Dataset items
#####

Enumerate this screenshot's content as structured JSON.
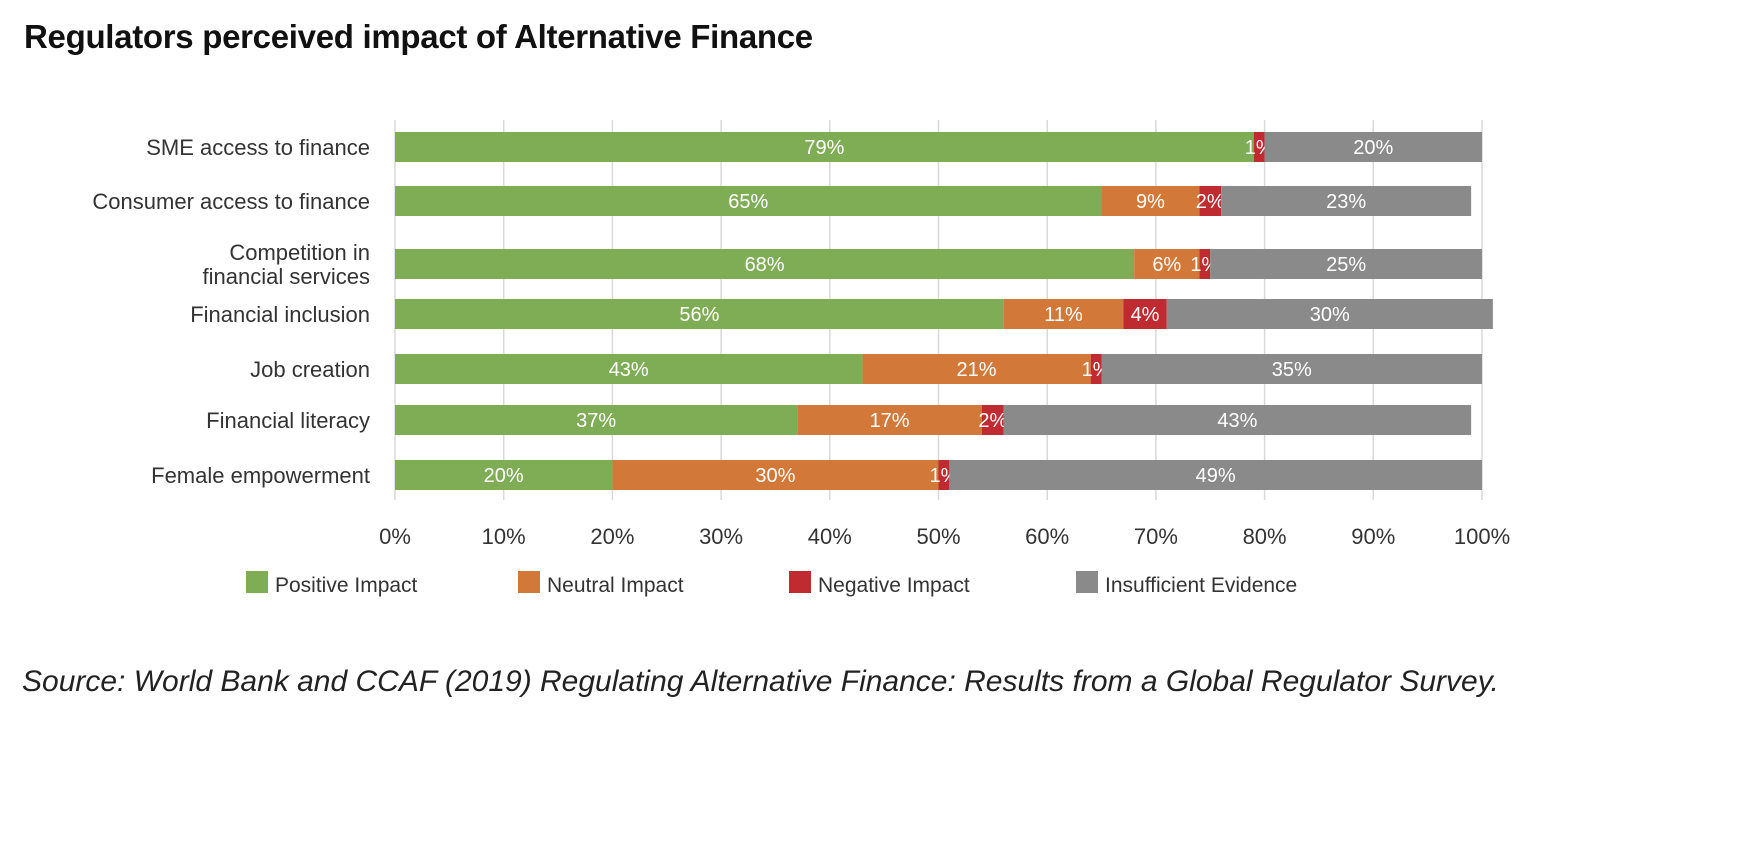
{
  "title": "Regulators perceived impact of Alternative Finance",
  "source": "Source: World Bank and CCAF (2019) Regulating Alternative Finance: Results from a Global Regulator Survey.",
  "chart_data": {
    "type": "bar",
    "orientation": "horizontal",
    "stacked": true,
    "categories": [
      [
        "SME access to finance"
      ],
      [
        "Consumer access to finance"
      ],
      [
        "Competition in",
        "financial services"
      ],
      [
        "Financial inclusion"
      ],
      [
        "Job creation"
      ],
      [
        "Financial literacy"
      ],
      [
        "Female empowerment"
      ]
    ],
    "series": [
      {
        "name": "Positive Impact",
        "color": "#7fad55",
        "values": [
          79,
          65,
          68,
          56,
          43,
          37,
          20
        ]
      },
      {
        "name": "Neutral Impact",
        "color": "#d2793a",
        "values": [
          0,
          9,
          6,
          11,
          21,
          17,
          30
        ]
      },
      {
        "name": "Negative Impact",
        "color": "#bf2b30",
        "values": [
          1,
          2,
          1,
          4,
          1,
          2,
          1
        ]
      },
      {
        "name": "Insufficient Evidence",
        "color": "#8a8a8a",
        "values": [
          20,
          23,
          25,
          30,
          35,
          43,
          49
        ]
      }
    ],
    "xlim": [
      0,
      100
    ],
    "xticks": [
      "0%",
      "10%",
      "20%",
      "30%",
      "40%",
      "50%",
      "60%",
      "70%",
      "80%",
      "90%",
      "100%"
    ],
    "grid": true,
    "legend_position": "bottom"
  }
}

#####

Omit each picture, then return all of the listing exactly as it stands.

Enumerate this screenshot's content as structured JSON.
{
  "title": "Regulators perceived impact of Alternative Finance",
  "source": "Source: World Bank and CCAF (2019) Regulating Alternative Finance: Results from a Global Regulator Survey.",
  "chart_data": {
    "type": "bar",
    "orientation": "horizontal",
    "stacked": true,
    "categories": [
      [
        "SME access to finance"
      ],
      [
        "Consumer access to finance"
      ],
      [
        "Competition in",
        "financial services"
      ],
      [
        "Financial inclusion"
      ],
      [
        "Job creation"
      ],
      [
        "Financial literacy"
      ],
      [
        "Female empowerment"
      ]
    ],
    "series": [
      {
        "name": "Positive Impact",
        "color": "#7fad55",
        "values": [
          79,
          65,
          68,
          56,
          43,
          37,
          20
        ]
      },
      {
        "name": "Neutral Impact",
        "color": "#d2793a",
        "values": [
          0,
          9,
          6,
          11,
          21,
          17,
          30
        ]
      },
      {
        "name": "Negative Impact",
        "color": "#bf2b30",
        "values": [
          1,
          2,
          1,
          4,
          1,
          2,
          1
        ]
      },
      {
        "name": "Insufficient Evidence",
        "color": "#8a8a8a",
        "values": [
          20,
          23,
          25,
          30,
          35,
          43,
          49
        ]
      }
    ],
    "xlim": [
      0,
      100
    ],
    "xticks": [
      "0%",
      "10%",
      "20%",
      "30%",
      "40%",
      "50%",
      "60%",
      "70%",
      "80%",
      "90%",
      "100%"
    ],
    "grid": true,
    "legend_position": "bottom"
  }
}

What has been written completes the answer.